**Records supplied**

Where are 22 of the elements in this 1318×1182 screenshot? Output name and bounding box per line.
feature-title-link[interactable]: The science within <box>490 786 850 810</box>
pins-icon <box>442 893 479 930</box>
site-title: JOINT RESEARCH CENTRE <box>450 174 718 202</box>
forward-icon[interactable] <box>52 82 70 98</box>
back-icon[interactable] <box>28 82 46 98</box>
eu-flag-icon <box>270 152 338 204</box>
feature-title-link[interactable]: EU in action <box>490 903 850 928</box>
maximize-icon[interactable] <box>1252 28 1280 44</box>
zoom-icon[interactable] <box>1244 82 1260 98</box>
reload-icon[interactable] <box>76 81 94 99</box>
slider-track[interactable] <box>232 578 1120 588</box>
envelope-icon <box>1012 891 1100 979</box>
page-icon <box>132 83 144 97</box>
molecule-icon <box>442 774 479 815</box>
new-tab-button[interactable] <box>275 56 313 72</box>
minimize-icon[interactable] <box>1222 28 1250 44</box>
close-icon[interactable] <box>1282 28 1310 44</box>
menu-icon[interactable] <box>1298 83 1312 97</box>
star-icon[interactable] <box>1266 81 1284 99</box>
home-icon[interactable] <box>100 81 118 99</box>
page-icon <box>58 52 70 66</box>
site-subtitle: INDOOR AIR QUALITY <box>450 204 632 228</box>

**Given request**
Quote the entries above verbatim, beginning with their first line and stopping after the line that contains "eu-flag-icon <box>270 152 338 204</box>".

**Full solution**
Where are 22 of the elements in this 1318×1182 screenshot? Output name and bounding box per line.
feature-title-link[interactable]: The science within <box>490 786 850 810</box>
pins-icon <box>442 893 479 930</box>
site-title: JOINT RESEARCH CENTRE <box>450 174 718 202</box>
forward-icon[interactable] <box>52 82 70 98</box>
back-icon[interactable] <box>28 82 46 98</box>
eu-flag-icon <box>270 152 338 204</box>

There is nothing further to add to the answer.